* Task description *
Will you write out the data exactly, excluding every picture?
————
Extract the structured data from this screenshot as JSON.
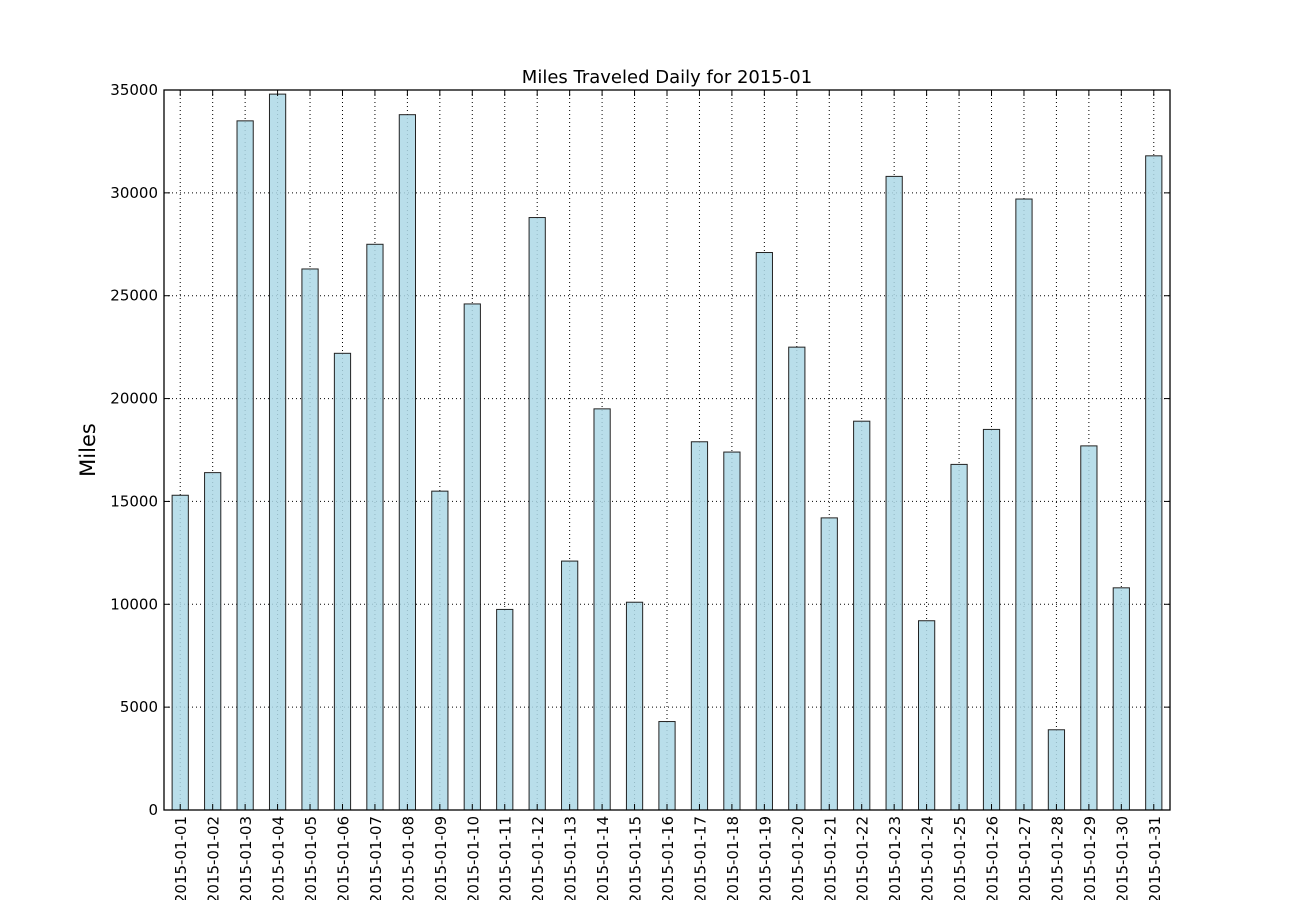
{
  "chart_data": {
    "type": "bar",
    "title": "Miles Traveled Daily for 2015-01",
    "xlabel": "",
    "ylabel": "Miles",
    "ylim": [
      0,
      35000
    ],
    "yticks": [
      0,
      5000,
      10000,
      15000,
      20000,
      25000,
      30000,
      35000
    ],
    "grid": true,
    "bar_color": "#add8e6",
    "categories": [
      "2015-01-01",
      "2015-01-02",
      "2015-01-03",
      "2015-01-04",
      "2015-01-05",
      "2015-01-06",
      "2015-01-07",
      "2015-01-08",
      "2015-01-09",
      "2015-01-10",
      "2015-01-11",
      "2015-01-12",
      "2015-01-13",
      "2015-01-14",
      "2015-01-15",
      "2015-01-16",
      "2015-01-17",
      "2015-01-18",
      "2015-01-19",
      "2015-01-20",
      "2015-01-21",
      "2015-01-22",
      "2015-01-23",
      "2015-01-24",
      "2015-01-25",
      "2015-01-26",
      "2015-01-27",
      "2015-01-28",
      "2015-01-29",
      "2015-01-30",
      "2015-01-31"
    ],
    "values": [
      15300,
      16400,
      33500,
      34800,
      26300,
      22200,
      27500,
      33800,
      15500,
      24600,
      9750,
      28800,
      12100,
      19500,
      10100,
      4300,
      17900,
      17400,
      27100,
      22500,
      14200,
      18900,
      30800,
      9200,
      16800,
      18500,
      29700,
      3900,
      17700,
      10800,
      31800
    ]
  }
}
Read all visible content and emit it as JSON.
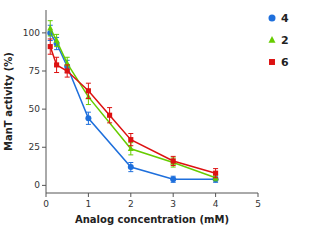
{
  "chart_data": {
    "type": "line",
    "xlabel": "Analog concentration (mM)",
    "ylabel": "ManT activity (%)",
    "xlim": [
      0,
      5
    ],
    "ylim": [
      -5,
      115
    ],
    "xticks": [
      0,
      1,
      2,
      3,
      4,
      5
    ],
    "yticks": [
      0,
      25,
      50,
      75,
      100
    ],
    "grid": false,
    "legend": "right",
    "series": [
      {
        "name": "4",
        "color": "#1e6fdc",
        "marker": "circle",
        "line_style": "solid",
        "x": [
          0.1,
          0.25,
          0.5,
          1.0,
          2.0,
          3.0,
          4.0
        ],
        "values": [
          100,
          93,
          78,
          44,
          12,
          4,
          4
        ],
        "errors": [
          5,
          4,
          4,
          4,
          3,
          2,
          2
        ]
      },
      {
        "name": "2",
        "color": "#66cc00",
        "marker": "triangle",
        "line_style": "solid",
        "x": [
          0.1,
          0.25,
          0.5,
          1.0,
          2.0,
          3.0,
          4.0
        ],
        "values": [
          103,
          95,
          80,
          58,
          24,
          15,
          5
        ],
        "errors": [
          5,
          4,
          4,
          5,
          4,
          3,
          2
        ]
      },
      {
        "name": "6",
        "color": "#dd1111",
        "marker": "square",
        "line_style": "solid",
        "x": [
          0.1,
          0.25,
          0.5,
          1.0,
          1.5,
          2.0,
          3.0,
          4.0
        ],
        "values": [
          91,
          79,
          75,
          62,
          46,
          30,
          16,
          8
        ],
        "errors": [
          5,
          5,
          4,
          5,
          5,
          4,
          3,
          3
        ]
      }
    ]
  }
}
————
* Response to this task *
Extract the structured data from this screenshot as JSON.
{
  "chart_data": {
    "type": "bar",
    "title": "Miles Traveled Daily for 2015-01",
    "xlabel": "",
    "ylabel": "Miles",
    "ylim": [
      0,
      35000
    ],
    "yticks": [
      0,
      5000,
      10000,
      15000,
      20000,
      25000,
      30000,
      35000
    ],
    "grid": true,
    "bar_color": "#add8e6",
    "categories": [
      "2015-01-01",
      "2015-01-02",
      "2015-01-03",
      "2015-01-04",
      "2015-01-05",
      "2015-01-06",
      "2015-01-07",
      "2015-01-08",
      "2015-01-09",
      "2015-01-10",
      "2015-01-11",
      "2015-01-12",
      "2015-01-13",
      "2015-01-14",
      "2015-01-15",
      "2015-01-16",
      "2015-01-17",
      "2015-01-18",
      "2015-01-19",
      "2015-01-20",
      "2015-01-21",
      "2015-01-22",
      "2015-01-23",
      "2015-01-24",
      "2015-01-25",
      "2015-01-26",
      "2015-01-27",
      "2015-01-28",
      "2015-01-29",
      "2015-01-30",
      "2015-01-31"
    ],
    "values": [
      15300,
      16400,
      33500,
      34800,
      26300,
      22200,
      27500,
      33800,
      15500,
      24600,
      9750,
      28800,
      12100,
      19500,
      10100,
      4300,
      17900,
      17400,
      27100,
      22500,
      14200,
      18900,
      30800,
      9200,
      16800,
      18500,
      29700,
      3900,
      17700,
      10800,
      31800
    ]
  }
}
Read all visible content and emit it as JSON.
{
  "chart_data": {
    "type": "line",
    "xlabel": "Analog concentration (mM)",
    "ylabel": "ManT activity (%)",
    "xlim": [
      0,
      5
    ],
    "ylim": [
      -5,
      115
    ],
    "xticks": [
      0,
      1,
      2,
      3,
      4,
      5
    ],
    "yticks": [
      0,
      25,
      50,
      75,
      100
    ],
    "grid": false,
    "legend": "right",
    "series": [
      {
        "name": "4",
        "color": "#1e6fdc",
        "marker": "circle",
        "line_style": "solid",
        "x": [
          0.1,
          0.25,
          0.5,
          1.0,
          2.0,
          3.0,
          4.0
        ],
        "values": [
          100,
          93,
          78,
          44,
          12,
          4,
          4
        ],
        "errors": [
          5,
          4,
          4,
          4,
          3,
          2,
          2
        ]
      },
      {
        "name": "2",
        "color": "#66cc00",
        "marker": "triangle",
        "line_style": "solid",
        "x": [
          0.1,
          0.25,
          0.5,
          1.0,
          2.0,
          3.0,
          4.0
        ],
        "values": [
          103,
          95,
          80,
          58,
          24,
          15,
          5
        ],
        "errors": [
          5,
          4,
          4,
          5,
          4,
          3,
          2
        ]
      },
      {
        "name": "6",
        "color": "#dd1111",
        "marker": "square",
        "line_style": "solid",
        "x": [
          0.1,
          0.25,
          0.5,
          1.0,
          1.5,
          2.0,
          3.0,
          4.0
        ],
        "values": [
          91,
          79,
          75,
          62,
          46,
          30,
          16,
          8
        ],
        "errors": [
          5,
          5,
          4,
          5,
          5,
          4,
          3,
          3
        ]
      }
    ]
  }
}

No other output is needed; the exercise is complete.